→ WHAT YOU NEED TO DO
Write out the entries below once more, exactly, with the pictures left out.

** begin SUPPLIED MATERIAL **

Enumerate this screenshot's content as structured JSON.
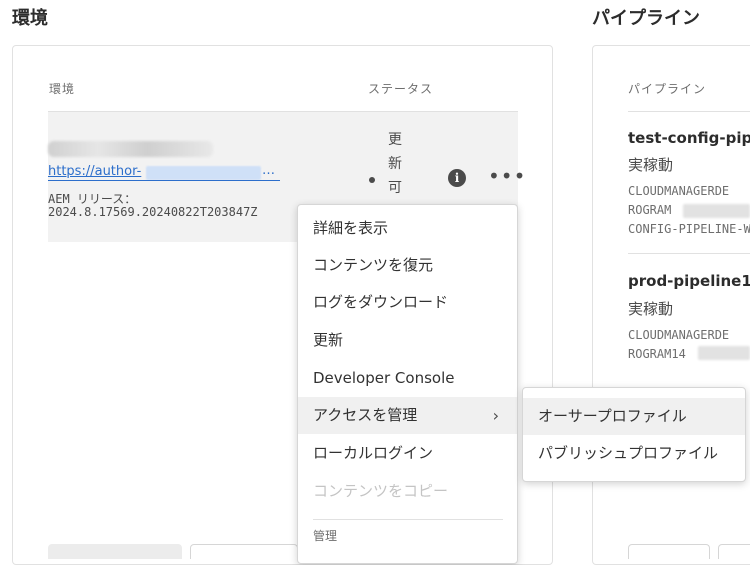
{
  "environments": {
    "section_title": "環境",
    "column_env": "環境",
    "column_status": "ステータス",
    "row": {
      "url": "https://author-",
      "url_ellipsis": "…",
      "release_label": "AEM リリース：",
      "release_version": "2024.8.17569.20240822T203847Z",
      "status_lines": [
        "更",
        "新",
        "可"
      ]
    }
  },
  "context_menu": {
    "items": [
      {
        "label": "詳細を表示",
        "disabled": false
      },
      {
        "label": "コンテンツを復元",
        "disabled": false
      },
      {
        "label": "ログをダウンロード",
        "disabled": false
      },
      {
        "label": "更新",
        "disabled": false
      },
      {
        "label": "Developer Console",
        "disabled": false
      },
      {
        "label": "アクセスを管理",
        "disabled": false,
        "has_submenu": true
      },
      {
        "label": "ローカルログイン",
        "disabled": false
      },
      {
        "label": "コンテンツをコピー",
        "disabled": true
      }
    ],
    "section_label": "管理",
    "submenu_icon": "chevron-right-icon"
  },
  "submenu": {
    "items": [
      "オーサープロファイル",
      "パブリッシュプロファイル"
    ]
  },
  "pipelines": {
    "section_title": "パイプライン",
    "column_pipeline": "パイプライン",
    "items": [
      {
        "name": "test-config-pipe",
        "status": "実稼動",
        "meta": [
          "CLOUDMANAGERDE",
          "ROGRAM",
          "CONFIG-PIPELINE-W"
        ]
      },
      {
        "name": "prod-pipeline1",
        "status": "実稼動",
        "meta": [
          "CLOUDMANAGERDE",
          "ROGRAM14"
        ]
      }
    ]
  },
  "icons": {
    "info": "info-icon",
    "more": "more-icon"
  }
}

** end SUPPLIED MATERIAL **

→ FINAL RESULT
Enumerate this screenshot's content as structured JSON.
{
  "environments": {
    "section_title": "環境",
    "column_env": "環境",
    "column_status": "ステータス",
    "row": {
      "url": "https://author-",
      "url_ellipsis": "…",
      "release_label": "AEM リリース：",
      "release_version": "2024.8.17569.20240822T203847Z",
      "status_lines": [
        "更",
        "新",
        "可"
      ]
    }
  },
  "context_menu": {
    "items": [
      {
        "label": "詳細を表示",
        "disabled": false
      },
      {
        "label": "コンテンツを復元",
        "disabled": false
      },
      {
        "label": "ログをダウンロード",
        "disabled": false
      },
      {
        "label": "更新",
        "disabled": false
      },
      {
        "label": "Developer Console",
        "disabled": false
      },
      {
        "label": "アクセスを管理",
        "disabled": false,
        "has_submenu": true
      },
      {
        "label": "ローカルログイン",
        "disabled": false
      },
      {
        "label": "コンテンツをコピー",
        "disabled": true
      }
    ],
    "section_label": "管理",
    "submenu_icon": "chevron-right-icon"
  },
  "submenu": {
    "items": [
      "オーサープロファイル",
      "パブリッシュプロファイル"
    ]
  },
  "pipelines": {
    "section_title": "パイプライン",
    "column_pipeline": "パイプライン",
    "items": [
      {
        "name": "test-config-pipe",
        "status": "実稼動",
        "meta": [
          "CLOUDMANAGERDE",
          "ROGRAM",
          "CONFIG-PIPELINE-W"
        ]
      },
      {
        "name": "prod-pipeline1",
        "status": "実稼動",
        "meta": [
          "CLOUDMANAGERDE",
          "ROGRAM14"
        ]
      }
    ]
  },
  "icons": {
    "info": "info-icon",
    "more": "more-icon"
  }
}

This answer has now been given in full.